THE EXERCISE: Check every line below for the word "JSON" and give only the number of lines where it appears.

RECORDS SHOWN:
··········

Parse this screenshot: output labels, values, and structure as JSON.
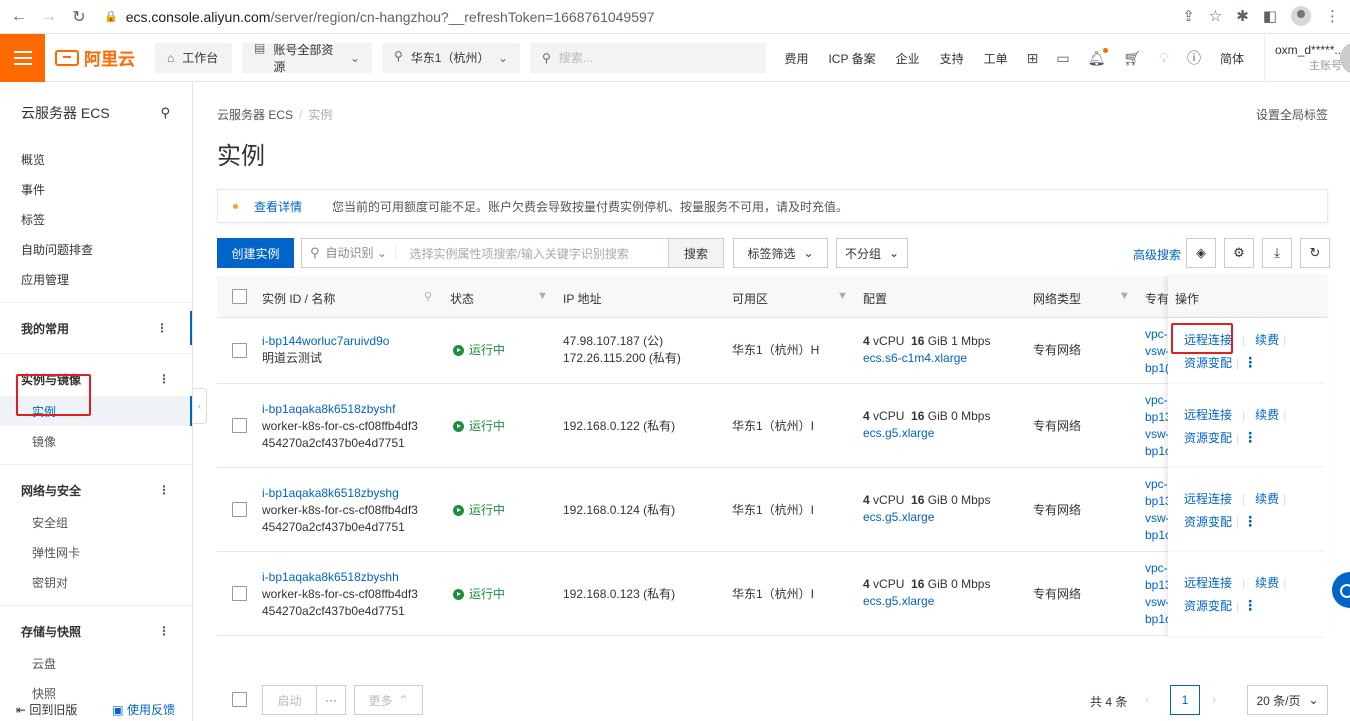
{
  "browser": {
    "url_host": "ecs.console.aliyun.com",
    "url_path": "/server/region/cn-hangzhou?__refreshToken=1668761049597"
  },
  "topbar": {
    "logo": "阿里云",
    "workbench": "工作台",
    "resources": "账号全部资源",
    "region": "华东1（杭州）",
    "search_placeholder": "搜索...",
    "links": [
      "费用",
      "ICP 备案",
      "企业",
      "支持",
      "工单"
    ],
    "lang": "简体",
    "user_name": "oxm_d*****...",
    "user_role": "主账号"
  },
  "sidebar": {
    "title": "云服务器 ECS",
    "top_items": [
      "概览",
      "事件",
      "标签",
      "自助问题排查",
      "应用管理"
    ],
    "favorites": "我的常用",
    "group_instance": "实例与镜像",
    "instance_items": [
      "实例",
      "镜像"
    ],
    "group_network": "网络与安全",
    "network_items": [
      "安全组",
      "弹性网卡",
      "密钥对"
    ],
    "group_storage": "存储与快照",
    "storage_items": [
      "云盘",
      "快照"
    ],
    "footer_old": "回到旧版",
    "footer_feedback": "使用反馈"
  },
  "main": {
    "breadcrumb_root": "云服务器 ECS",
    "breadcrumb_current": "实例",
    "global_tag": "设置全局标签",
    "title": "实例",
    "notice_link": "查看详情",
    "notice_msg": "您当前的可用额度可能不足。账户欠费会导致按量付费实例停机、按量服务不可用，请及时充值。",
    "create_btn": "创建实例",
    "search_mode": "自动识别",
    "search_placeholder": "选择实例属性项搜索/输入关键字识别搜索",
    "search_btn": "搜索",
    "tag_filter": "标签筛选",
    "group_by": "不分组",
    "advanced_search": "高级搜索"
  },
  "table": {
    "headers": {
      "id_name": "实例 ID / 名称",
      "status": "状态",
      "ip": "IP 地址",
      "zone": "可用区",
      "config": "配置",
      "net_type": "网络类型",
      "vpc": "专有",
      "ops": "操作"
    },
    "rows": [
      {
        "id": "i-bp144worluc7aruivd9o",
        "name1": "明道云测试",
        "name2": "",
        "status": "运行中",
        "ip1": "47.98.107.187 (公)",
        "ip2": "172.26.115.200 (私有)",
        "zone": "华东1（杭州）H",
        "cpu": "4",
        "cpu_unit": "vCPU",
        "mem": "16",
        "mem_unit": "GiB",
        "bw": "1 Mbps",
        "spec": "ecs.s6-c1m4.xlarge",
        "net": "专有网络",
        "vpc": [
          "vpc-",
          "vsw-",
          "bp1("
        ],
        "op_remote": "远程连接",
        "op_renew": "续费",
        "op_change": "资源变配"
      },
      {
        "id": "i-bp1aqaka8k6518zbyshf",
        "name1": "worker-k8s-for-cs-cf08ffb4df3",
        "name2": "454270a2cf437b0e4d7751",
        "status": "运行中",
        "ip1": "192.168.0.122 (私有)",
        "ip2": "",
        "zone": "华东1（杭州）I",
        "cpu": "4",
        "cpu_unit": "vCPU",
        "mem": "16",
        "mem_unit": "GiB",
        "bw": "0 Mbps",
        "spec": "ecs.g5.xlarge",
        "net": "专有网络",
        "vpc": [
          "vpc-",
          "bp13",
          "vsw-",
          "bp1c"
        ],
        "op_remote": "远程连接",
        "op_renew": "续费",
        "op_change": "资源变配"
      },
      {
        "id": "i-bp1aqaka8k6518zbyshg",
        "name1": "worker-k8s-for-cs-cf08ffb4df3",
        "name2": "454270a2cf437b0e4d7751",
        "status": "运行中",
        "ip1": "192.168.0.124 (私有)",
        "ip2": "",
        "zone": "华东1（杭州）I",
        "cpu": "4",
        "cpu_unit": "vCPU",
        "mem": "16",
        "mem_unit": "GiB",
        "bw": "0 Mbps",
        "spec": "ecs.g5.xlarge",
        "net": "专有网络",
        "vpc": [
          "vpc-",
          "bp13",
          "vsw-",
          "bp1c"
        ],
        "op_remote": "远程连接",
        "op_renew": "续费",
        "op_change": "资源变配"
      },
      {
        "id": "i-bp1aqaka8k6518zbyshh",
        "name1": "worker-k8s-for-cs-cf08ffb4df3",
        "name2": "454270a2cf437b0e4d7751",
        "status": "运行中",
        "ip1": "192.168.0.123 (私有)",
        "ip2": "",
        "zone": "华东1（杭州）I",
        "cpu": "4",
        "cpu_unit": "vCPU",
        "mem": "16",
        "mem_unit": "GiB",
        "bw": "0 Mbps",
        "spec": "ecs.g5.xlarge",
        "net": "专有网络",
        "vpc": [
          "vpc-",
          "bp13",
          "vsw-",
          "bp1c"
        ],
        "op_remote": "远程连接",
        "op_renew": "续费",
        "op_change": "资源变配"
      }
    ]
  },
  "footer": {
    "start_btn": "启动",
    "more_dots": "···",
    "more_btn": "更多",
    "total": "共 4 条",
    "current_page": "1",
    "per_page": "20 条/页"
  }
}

··········

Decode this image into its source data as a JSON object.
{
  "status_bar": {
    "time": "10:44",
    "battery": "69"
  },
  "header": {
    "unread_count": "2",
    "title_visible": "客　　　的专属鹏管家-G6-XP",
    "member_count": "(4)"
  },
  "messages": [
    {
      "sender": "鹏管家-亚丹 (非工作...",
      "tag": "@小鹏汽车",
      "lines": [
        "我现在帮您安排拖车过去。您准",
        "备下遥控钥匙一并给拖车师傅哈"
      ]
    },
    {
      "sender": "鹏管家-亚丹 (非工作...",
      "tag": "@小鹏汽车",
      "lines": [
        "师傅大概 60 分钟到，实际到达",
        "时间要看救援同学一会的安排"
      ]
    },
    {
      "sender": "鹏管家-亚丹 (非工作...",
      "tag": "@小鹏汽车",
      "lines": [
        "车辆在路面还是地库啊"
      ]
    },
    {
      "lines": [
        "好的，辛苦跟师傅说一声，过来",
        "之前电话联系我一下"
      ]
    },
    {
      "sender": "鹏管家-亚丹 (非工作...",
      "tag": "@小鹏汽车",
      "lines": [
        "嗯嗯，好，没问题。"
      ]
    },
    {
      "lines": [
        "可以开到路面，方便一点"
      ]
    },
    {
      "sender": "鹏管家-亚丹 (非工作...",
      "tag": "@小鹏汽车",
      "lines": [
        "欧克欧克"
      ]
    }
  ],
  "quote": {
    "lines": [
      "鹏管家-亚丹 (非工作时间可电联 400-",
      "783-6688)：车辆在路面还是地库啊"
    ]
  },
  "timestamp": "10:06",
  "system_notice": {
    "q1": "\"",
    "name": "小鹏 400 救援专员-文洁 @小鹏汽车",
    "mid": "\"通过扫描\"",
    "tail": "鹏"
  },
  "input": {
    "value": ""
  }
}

··········

WORKED ANSWER: 2